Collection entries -
--------------------------------------------------
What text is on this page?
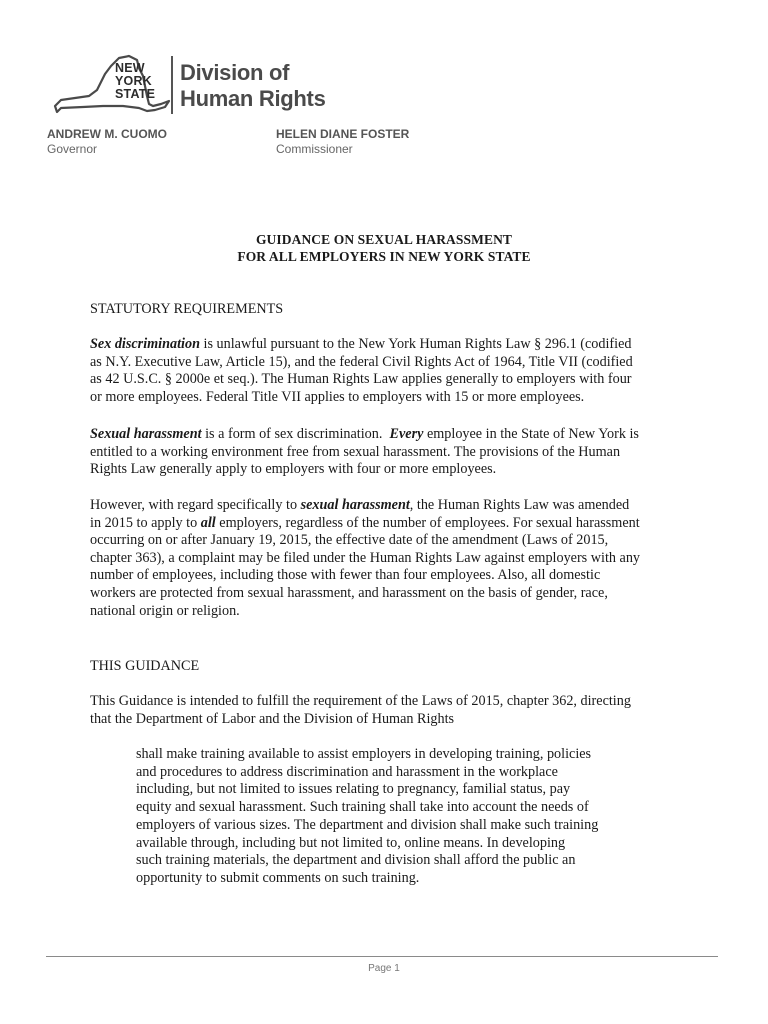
NEW
YORK
STATE
Division of
Human Rights
ANDREW M. CUOMO
Governor
HELEN DIANE FOSTER
Commissioner
GUIDANCE ON SEXUAL HARASSMENT
FOR ALL EMPLOYERS IN NEW YORK STATE
STATUTORY REQUIREMENTS
Sex discrimination is unlawful pursuant to the New York Human Rights Law § 296.1 (codified
as N.Y. Executive Law, Article 15), and the federal Civil Rights Act of 1964, Title VII (codified
as 42 U.S.C. § 2000e et seq.). The Human Rights Law applies generally to employers with four
or more employees. Federal Title VII applies to employers with 15 or more employees.
Sexual harassment is a form of sex discrimination. Every employee in the State of New York is
entitled to a working environment free from sexual harassment. The provisions of the Human
Rights Law generally apply to employers with four or more employees.
However, with regard specifically to sexual harassment, the Human Rights Law was amended
in 2015 to apply to all employers, regardless of the number of employees. For sexual harassment
occurring on or after January 19, 2015, the effective date of the amendment (Laws of 2015,
chapter 363), a complaint may be filed under the Human Rights Law against employers with any
number of employees, including those with fewer than four employees. Also, all domestic
workers are protected from sexual harassment, and harassment on the basis of gender, race,
national origin or religion.
THIS GUIDANCE
This Guidance is intended to fulfill the requirement of the Laws of 2015, chapter 362, directing
that the Department of Labor and the Division of Human Rights
shall make training available to assist employers in developing training, policies
and procedures to address discrimination and harassment in the workplace
including, but not limited to issues relating to pregnancy, familial status, pay
equity and sexual harassment. Such training shall take into account the needs of
employers of various sizes. The department and division shall make such training
available through, including but not limited to, online means. In developing
such training materials, the department and division shall afford the public an
opportunity to submit comments on such training.
Page 1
--------------------------------------------------
Exercise prompt - Quote every entry exactly, with the pictures omitted.

Full solution -
What text is on this page?
NEW
YORK
STATE
Division of
Human Rights
ANDREW M. CUOMO
Governor
HELEN DIANE FOSTER
Commissioner
GUIDANCE ON SEXUAL HARASSMENT
FOR ALL EMPLOYERS IN NEW YORK STATE
STATUTORY REQUIREMENTS
Sex discrimination is unlawful pursuant to the New York Human Rights Law § 296.1 (codified
as N.Y. Executive Law, Article 15), and the federal Civil Rights Act of 1964, Title VII (codified
as 42 U.S.C. § 2000e et seq.). The Human Rights Law applies generally to employers with four
or more employees. Federal Title VII applies to employers with 15 or more employees.
Sexual harassment is a form of sex discrimination. Every employee in the State of New York is
entitled to a working environment free from sexual harassment. The provisions of the Human
Rights Law generally apply to employers with four or more employees.
However, with regard specifically to sexual harassment, the Human Rights Law was amended
in 2015 to apply to all employers, regardless of the number of employees. For sexual harassment
occurring on or after January 19, 2015, the effective date of the amendment (Laws of 2015,
chapter 363), a complaint may be filed under the Human Rights Law against employers with any
number of employees, including those with fewer than four employees. Also, all domestic
workers are protected from sexual harassment, and harassment on the basis of gender, race,
national origin or religion.
THIS GUIDANCE
This Guidance is intended to fulfill the requirement of the Laws of 2015, chapter 362, directing
that the Department of Labor and the Division of Human Rights
shall make training available to assist employers in developing training, policies
and procedures to address discrimination and harassment in the workplace
including, but not limited to issues relating to pregnancy, familial status, pay
equity and sexual harassment. Such training shall take into account the needs of
employers of various sizes. The department and division shall make such training
available through, including but not limited to, online means. In developing
such training materials, the department and division shall afford the public an
opportunity to submit comments on such training.
Page 1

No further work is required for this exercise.